> _Work required_:
Locate "What data populates" in the listing below, then output the line holding it and every line after it, exactly and with nothing else.

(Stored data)
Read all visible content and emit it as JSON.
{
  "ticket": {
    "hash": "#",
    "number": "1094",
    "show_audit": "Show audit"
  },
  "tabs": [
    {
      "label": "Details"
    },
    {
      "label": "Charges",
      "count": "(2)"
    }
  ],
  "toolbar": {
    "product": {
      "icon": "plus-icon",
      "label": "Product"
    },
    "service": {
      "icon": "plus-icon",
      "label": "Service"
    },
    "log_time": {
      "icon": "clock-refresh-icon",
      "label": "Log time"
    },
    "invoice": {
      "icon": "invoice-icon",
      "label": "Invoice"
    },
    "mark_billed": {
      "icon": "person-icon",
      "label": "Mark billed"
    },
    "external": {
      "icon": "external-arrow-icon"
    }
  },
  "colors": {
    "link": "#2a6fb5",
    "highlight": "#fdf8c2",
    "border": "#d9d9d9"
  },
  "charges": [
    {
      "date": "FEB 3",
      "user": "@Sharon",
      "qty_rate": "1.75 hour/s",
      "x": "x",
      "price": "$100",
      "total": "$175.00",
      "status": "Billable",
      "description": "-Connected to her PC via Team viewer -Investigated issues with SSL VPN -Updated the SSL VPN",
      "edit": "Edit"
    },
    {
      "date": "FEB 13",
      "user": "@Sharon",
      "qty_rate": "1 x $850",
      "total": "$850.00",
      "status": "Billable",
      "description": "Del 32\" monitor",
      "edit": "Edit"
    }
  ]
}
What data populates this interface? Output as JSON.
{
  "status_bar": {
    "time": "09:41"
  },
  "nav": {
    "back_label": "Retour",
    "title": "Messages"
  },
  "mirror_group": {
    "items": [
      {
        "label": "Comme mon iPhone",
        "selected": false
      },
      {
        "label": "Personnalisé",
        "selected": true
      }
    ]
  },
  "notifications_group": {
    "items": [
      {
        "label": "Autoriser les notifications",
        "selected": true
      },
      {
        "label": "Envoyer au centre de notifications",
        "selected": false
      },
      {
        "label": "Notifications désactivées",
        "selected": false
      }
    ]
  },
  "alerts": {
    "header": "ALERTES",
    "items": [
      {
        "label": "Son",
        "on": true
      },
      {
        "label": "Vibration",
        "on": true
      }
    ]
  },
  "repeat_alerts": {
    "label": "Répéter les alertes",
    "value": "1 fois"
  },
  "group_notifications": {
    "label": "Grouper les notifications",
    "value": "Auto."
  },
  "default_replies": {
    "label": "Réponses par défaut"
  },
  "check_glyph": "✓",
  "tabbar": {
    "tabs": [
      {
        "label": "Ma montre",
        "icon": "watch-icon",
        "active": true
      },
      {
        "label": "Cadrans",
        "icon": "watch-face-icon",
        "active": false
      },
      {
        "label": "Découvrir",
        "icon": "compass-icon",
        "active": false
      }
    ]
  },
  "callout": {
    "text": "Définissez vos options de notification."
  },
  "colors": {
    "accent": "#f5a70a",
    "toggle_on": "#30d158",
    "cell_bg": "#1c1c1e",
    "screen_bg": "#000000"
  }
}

> _Written response_:
What data populates this interface? Output as JSON.
{
  "status_bar": {
    "time": "09:41"
  },
  "nav": {
    "back_label": "Retour",
    "title": "Messages"
  },
  "mirror_group": {
    "items": [
      {
        "label": "Comme mon iPhone",
        "selected": false
      },
      {
        "label": "Personnalisé",
        "selected": true
      }
    ]
  },
  "notifications_group": {
    "items": [
      {
        "label": "Autoriser les notifications",
        "selected": true
      },
      {
        "label": "Envoyer au centre de notifications",
        "selected": false
      },
      {
        "label": "Notifications désactivées",
        "selected": false
      }
    ]
  },
  "alerts": {
    "header": "ALERTES",
    "items": [
      {
        "label": "Son",
        "on": true
      },
      {
        "label": "Vibration",
        "on": true
      }
    ]
  },
  "repeat_alerts": {
    "label": "Répéter les alertes",
    "value": "1 fois"
  },
  "group_notifications": {
    "label": "Grouper les notifications",
    "value": "Auto."
  },
  "default_replies": {
    "label": "Réponses par défaut"
  },
  "check_glyph": "✓",
  "tabbar": {
    "tabs": [
      {
        "label": "Ma montre",
        "icon": "watch-icon",
        "active": true
      },
      {
        "label": "Cadrans",
        "icon": "watch-face-icon",
        "active": false
      },
      {
        "label": "Découvrir",
        "icon": "compass-icon",
        "active": false
      }
    ]
  },
  "callout": {
    "text": "Définissez vos options de notification."
  },
  "colors": {
    "accent": "#f5a70a",
    "toggle_on": "#30d158",
    "cell_bg": "#1c1c1e",
    "screen_bg": "#000000"
  }
}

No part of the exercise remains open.